*THE EXERCISE*: Find and copy each line of the records where the string "during" shows up.

(Entries taken from a collection)
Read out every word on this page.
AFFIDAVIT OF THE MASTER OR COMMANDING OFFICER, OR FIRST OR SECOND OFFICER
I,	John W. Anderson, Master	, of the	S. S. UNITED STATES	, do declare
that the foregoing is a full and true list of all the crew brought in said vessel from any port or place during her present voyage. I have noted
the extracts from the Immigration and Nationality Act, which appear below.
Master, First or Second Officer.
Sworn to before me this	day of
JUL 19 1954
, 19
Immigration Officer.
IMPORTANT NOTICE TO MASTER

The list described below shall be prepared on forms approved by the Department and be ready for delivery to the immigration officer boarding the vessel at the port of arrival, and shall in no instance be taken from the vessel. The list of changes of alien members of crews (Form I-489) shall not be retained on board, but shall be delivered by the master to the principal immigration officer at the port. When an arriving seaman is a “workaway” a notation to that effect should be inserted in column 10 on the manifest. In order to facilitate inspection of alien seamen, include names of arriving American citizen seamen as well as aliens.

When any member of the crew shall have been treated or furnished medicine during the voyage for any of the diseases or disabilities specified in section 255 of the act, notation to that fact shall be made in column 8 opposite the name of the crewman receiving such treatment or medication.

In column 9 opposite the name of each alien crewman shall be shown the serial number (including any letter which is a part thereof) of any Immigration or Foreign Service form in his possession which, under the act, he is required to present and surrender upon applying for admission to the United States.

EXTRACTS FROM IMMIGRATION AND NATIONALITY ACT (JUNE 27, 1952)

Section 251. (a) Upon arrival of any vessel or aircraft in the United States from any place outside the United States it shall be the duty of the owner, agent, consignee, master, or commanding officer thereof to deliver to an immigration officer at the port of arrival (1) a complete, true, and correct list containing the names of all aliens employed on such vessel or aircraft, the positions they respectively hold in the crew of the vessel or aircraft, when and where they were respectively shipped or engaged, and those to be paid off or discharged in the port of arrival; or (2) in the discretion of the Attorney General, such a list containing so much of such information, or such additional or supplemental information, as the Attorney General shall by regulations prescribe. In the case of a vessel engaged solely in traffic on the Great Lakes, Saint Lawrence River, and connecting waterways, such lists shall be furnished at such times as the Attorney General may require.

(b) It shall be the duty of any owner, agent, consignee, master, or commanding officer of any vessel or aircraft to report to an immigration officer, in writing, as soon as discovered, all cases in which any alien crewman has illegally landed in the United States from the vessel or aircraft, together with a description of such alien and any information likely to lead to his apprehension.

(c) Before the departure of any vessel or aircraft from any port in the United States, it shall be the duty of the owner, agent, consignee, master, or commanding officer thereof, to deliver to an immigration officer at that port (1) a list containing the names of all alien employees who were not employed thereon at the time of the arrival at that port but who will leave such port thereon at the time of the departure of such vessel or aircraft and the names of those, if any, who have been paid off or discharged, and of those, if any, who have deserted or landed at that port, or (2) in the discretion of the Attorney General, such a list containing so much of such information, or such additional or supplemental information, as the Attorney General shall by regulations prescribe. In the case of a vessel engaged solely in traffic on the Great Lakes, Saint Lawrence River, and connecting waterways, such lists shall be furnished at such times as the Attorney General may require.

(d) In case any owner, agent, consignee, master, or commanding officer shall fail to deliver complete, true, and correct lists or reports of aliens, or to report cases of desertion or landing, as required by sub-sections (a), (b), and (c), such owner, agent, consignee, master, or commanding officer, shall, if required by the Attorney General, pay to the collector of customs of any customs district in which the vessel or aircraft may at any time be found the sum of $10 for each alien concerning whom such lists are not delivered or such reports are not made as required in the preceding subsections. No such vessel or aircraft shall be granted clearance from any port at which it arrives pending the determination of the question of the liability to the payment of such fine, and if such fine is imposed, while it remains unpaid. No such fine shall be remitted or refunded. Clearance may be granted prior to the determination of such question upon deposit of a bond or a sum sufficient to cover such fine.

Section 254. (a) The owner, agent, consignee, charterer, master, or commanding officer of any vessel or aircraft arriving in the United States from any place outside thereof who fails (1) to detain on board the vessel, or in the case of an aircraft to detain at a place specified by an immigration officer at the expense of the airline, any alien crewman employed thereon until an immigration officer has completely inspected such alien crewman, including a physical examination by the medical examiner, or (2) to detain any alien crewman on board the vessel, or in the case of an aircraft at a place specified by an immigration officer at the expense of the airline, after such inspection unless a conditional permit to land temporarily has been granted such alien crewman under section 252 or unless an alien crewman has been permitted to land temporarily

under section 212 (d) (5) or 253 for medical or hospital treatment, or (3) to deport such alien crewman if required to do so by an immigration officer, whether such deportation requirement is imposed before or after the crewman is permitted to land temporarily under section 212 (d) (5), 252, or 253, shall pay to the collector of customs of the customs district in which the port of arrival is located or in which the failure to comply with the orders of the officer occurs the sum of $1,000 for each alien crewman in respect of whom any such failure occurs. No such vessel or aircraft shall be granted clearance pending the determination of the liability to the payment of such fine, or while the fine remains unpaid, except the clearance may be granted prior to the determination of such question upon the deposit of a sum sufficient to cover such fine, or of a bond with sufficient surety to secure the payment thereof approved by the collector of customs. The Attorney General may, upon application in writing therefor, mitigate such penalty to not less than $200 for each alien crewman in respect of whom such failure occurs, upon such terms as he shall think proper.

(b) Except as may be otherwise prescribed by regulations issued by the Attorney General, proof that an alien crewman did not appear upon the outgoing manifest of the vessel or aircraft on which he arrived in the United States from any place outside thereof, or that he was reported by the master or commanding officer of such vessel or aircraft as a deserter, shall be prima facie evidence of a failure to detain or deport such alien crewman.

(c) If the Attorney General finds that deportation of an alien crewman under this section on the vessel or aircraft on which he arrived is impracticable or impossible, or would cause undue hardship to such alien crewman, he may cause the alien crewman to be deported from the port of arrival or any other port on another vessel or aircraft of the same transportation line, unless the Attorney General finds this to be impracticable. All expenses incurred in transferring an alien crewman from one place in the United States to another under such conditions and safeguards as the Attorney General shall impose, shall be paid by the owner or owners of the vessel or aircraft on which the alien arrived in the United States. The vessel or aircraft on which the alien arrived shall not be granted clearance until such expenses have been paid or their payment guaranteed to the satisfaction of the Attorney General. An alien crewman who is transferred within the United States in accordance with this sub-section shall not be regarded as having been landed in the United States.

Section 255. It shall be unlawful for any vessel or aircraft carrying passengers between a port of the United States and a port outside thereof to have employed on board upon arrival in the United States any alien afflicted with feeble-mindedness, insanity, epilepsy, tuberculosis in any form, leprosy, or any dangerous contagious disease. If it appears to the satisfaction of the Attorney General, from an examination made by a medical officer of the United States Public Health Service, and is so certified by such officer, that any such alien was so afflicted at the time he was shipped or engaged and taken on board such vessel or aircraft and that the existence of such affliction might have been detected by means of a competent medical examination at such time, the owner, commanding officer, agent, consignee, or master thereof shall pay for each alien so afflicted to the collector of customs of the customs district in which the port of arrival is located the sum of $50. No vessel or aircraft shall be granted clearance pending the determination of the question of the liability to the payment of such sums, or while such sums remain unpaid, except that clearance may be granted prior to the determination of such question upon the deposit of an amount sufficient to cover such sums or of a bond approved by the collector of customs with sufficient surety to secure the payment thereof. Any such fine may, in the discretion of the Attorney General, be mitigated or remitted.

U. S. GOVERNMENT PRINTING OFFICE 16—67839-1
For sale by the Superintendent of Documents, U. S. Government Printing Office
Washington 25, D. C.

*IN RESPONSE*:
that the foregoing is a full and true list of all the crew brought in said vessel from any port or place during her present voyage. I have noted
When any member of the crew shall have been treated or furnished medicine during the voyage for any of the diseases or disabilities specified in section 255 of the act, notation to that fact shall be made in column 8 opposite the name of the crewman receiving such treatment or medication.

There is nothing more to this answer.